__TASK__:
Skip every picture and transcribe the remaining material exactly.
#####
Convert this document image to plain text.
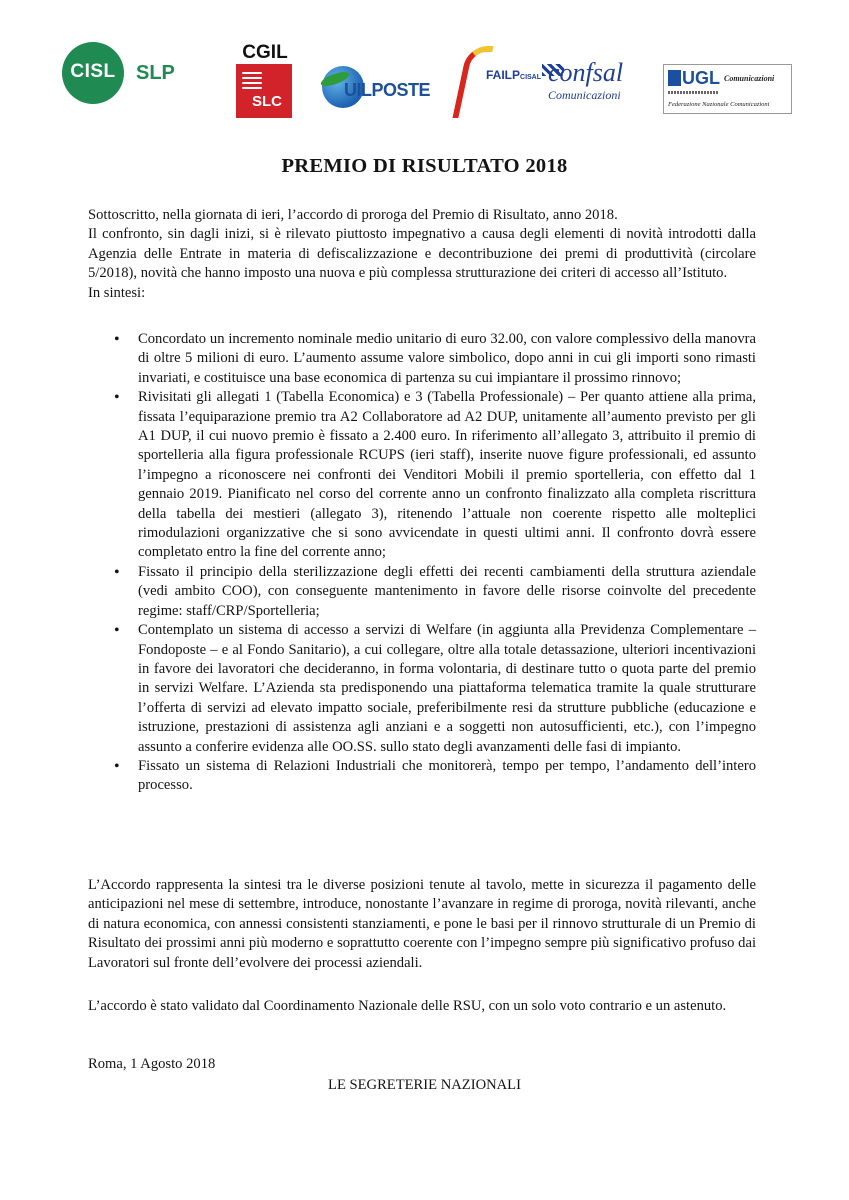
CISL SLP
CGIL
SLC
UILPOSTE
FAILPCISAL confsal
Comunicazioni
UGL Comunicazioni
Federazione Nazionale Comunicazioni
PREMIO DI RISULTATO 2018

Sottoscritto, nella giornata di ieri, l’accordo di proroga del Premio di Risultato, anno 2018.

Il confronto, sin dagli inizi, si è rilevato piuttosto impegnativo a causa degli elementi di novità introdotti dalla Agenzia delle Entrate in materia di defiscalizzazione e decontribuzione dei premi di produttività (circolare 5/2018), novità che hanno imposto una nuova e più complessa strutturazione dei criteri di accesso all’Istituto.

In sintesi:

• Concordato un incremento nominale medio unitario di euro 32.00, con valore complessivo della manovra di oltre 5 milioni di euro. L’aumento assume valore simbolico, dopo anni in cui gli importi sono rimasti invariati, e costituisce una base economica di partenza su cui impiantare il prossimo rinnovo;
• Rivisitati gli allegati 1 (Tabella Economica) e 3 (Tabella Professionale) – Per quanto attiene alla prima, fissata l’equiparazione premio tra A2 Collaboratore ad A2 DUP, unitamente all’aumento previsto per gli A1 DUP, il cui nuovo premio è fissato a 2.400 euro. In riferimento all’allegato 3, attribuito il premio di sportelleria alla figura professionale RCUPS (ieri staff), inserite nuove figure professionali, ed assunto l’impegno a riconoscere nei confronti dei Venditori Mobili il premio sportelleria, con effetto dal 1 gennaio 2019. Pianificato nel corso del corrente anno un confronto finalizzato alla completa riscrittura della tabella dei mestieri (allegato 3), ritenendo l’attuale non coerente rispetto alle molteplici rimodulazioni organizzative che si sono avvicendate in questi ultimi anni. Il confronto dovrà essere completato entro la fine del corrente anno;
• Fissato il principio della sterilizzazione degli effetti dei recenti cambiamenti della struttura aziendale (vedi ambito COO), con conseguente mantenimento in favore delle risorse coinvolte del precedente regime: staff/CRP/Sportelleria;
• Contemplato un sistema di accesso a servizi di Welfare (in aggiunta alla Previdenza Complementare – Fondoposte – e al Fondo Sanitario), a cui collegare, oltre alla totale detassazione, ulteriori incentivazioni in favore dei lavoratori che decideranno, in forma volontaria, di destinare tutto o quota parte del premio in servizi Welfare. L’Azienda sta predisponendo una piattaforma telematica tramite la quale strutturare l’offerta di servizi ad elevato impatto sociale, preferibilmente resi da strutture pubbliche (educazione e istruzione, prestazioni di assistenza agli anziani e a soggetti non autosufficienti, etc.), con l’impegno assunto a conferire evidenza alle OO.SS. sullo stato degli avanzamenti delle fasi di impianto.
• Fissato un sistema di Relazioni Industriali che monitorerà, tempo per tempo, l’andamento dell’intero processo.

L’Accordo rappresenta la sintesi tra le diverse posizioni tenute al tavolo, mette in sicurezza il pagamento delle anticipazioni nel mese di settembre, introduce, nonostante l’avanzare in regime di proroga, novità rilevanti, anche di natura economica, con annessi consistenti stanziamenti, e pone le basi per il rinnovo strutturale di un Premio di Risultato dei prossimi anni più moderno e soprattutto coerente con l’impegno sempre più significativo profuso dai Lavoratori sul fronte dell’evolvere dei processi aziendali.

L’accordo è stato validato dal Coordinamento Nazionale delle RSU, con un solo voto contrario e un astenuto.

Roma, 1 Agosto 2018
LE SEGRETERIE NAZIONALI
#####
__RESPONSE__:
Convert this document image to plain text.
CISL SLP
CGIL
SLC
UILPOSTE
FAILPCISAL confsal
Comunicazioni
UGL Comunicazioni
Federazione Nazionale Comunicazioni
PREMIO DI RISULTATO 2018

Sottoscritto, nella giornata di ieri, l’accordo di proroga del Premio di Risultato, anno 2018.

Il confronto, sin dagli inizi, si è rilevato piuttosto impegnativo a causa degli elementi di novità introdotti dalla Agenzia delle Entrate in materia di defiscalizzazione e decontribuzione dei premi di produttività (circolare 5/2018), novità che hanno imposto una nuova e più complessa strutturazione dei criteri di accesso all’Istituto.

In sintesi:

• Concordato un incremento nominale medio unitario di euro 32.00, con valore complessivo della manovra di oltre 5 milioni di euro. L’aumento assume valore simbolico, dopo anni in cui gli importi sono rimasti invariati, e costituisce una base economica di partenza su cui impiantare il prossimo rinnovo;
• Rivisitati gli allegati 1 (Tabella Economica) e 3 (Tabella Professionale) – Per quanto attiene alla prima, fissata l’equiparazione premio tra A2 Collaboratore ad A2 DUP, unitamente all’aumento previsto per gli A1 DUP, il cui nuovo premio è fissato a 2.400 euro. In riferimento all’allegato 3, attribuito il premio di sportelleria alla figura professionale RCUPS (ieri staff), inserite nuove figure professionali, ed assunto l’impegno a riconoscere nei confronti dei Venditori Mobili il premio sportelleria, con effetto dal 1 gennaio 2019. Pianificato nel corso del corrente anno un confronto finalizzato alla completa riscrittura della tabella dei mestieri (allegato 3), ritenendo l’attuale non coerente rispetto alle molteplici rimodulazioni organizzative che si sono avvicendate in questi ultimi anni. Il confronto dovrà essere completato entro la fine del corrente anno;
• Fissato il principio della sterilizzazione degli effetti dei recenti cambiamenti della struttura aziendale (vedi ambito COO), con conseguente mantenimento in favore delle risorse coinvolte del precedente regime: staff/CRP/Sportelleria;
• Contemplato un sistema di accesso a servizi di Welfare (in aggiunta alla Previdenza Complementare – Fondoposte – e al Fondo Sanitario), a cui collegare, oltre alla totale detassazione, ulteriori incentivazioni in favore dei lavoratori che decideranno, in forma volontaria, di destinare tutto o quota parte del premio in servizi Welfare. L’Azienda sta predisponendo una piattaforma telematica tramite la quale strutturare l’offerta di servizi ad elevato impatto sociale, preferibilmente resi da strutture pubbliche (educazione e istruzione, prestazioni di assistenza agli anziani e a soggetti non autosufficienti, etc.), con l’impegno assunto a conferire evidenza alle OO.SS. sullo stato degli avanzamenti delle fasi di impianto.
• Fissato un sistema di Relazioni Industriali che monitorerà, tempo per tempo, l’andamento dell’intero processo.

L’Accordo rappresenta la sintesi tra le diverse posizioni tenute al tavolo, mette in sicurezza il pagamento delle anticipazioni nel mese di settembre, introduce, nonostante l’avanzare in regime di proroga, novità rilevanti, anche di natura economica, con annessi consistenti stanziamenti, e pone le basi per il rinnovo strutturale di un Premio di Risultato dei prossimi anni più moderno e soprattutto coerente con l’impegno sempre più significativo profuso dai Lavoratori sul fronte dell’evolvere dei processi aziendali.

L’accordo è stato validato dal Coordinamento Nazionale delle RSU, con un solo voto contrario e un astenuto.

Roma, 1 Agosto 2018
LE SEGRETERIE NAZIONALI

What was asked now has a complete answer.